Task requirements ▸ Your task is to print all of the material verbatim.

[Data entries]
+--

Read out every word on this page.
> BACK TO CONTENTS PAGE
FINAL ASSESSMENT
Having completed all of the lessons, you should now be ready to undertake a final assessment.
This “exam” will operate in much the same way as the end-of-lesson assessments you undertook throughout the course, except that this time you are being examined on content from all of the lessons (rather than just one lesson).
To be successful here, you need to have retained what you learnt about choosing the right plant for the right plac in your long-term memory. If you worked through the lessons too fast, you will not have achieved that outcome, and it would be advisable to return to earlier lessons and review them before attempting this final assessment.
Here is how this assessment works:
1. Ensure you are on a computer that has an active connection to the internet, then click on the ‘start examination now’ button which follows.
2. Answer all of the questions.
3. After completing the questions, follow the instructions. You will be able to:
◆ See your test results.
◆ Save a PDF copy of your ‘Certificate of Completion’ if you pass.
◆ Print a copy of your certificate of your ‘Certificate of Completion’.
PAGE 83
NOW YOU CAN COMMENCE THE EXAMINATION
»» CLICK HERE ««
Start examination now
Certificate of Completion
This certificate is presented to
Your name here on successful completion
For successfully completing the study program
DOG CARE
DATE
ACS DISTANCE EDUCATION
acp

+--

Result for this exercise ▸
Read out every word on this page.
> BACK TO CONTENTS PAGE
FINAL ASSESSMENT
Having completed all of the lessons, you should now be ready to undertake a final assessment.
This “exam” will operate in much the same way as the end-of-lesson assessments you undertook throughout the course, except that this time you are being examined on content from all of the lessons (rather than just one lesson).
To be successful here, you need to have retained what you learnt about choosing the right plant for the right plac in your long-term memory. If you worked through the lessons too fast, you will not have achieved that outcome, and it would be advisable to return to earlier lessons and review them before attempting this final assessment.
Here is how this assessment works:
1. Ensure you are on a computer that has an active connection to the internet, then click on the ‘start examination now’ button which follows.
2. Answer all of the questions.
3. After completing the questions, follow the instructions. You will be able to:
◆ See your test results.
◆ Save a PDF copy of your ‘Certificate of Completion’ if you pass.
◆ Print a copy of your certificate of your ‘Certificate of Completion’.
PAGE 83
NOW YOU CAN COMMENCE THE EXAMINATION
»» CLICK HERE ««
Start examination now
Certificate of Completion
This certificate is presented to
Your name here on successful completion
For successfully completing the study program
DOG CARE
DATE
ACS DISTANCE EDUCATION
acp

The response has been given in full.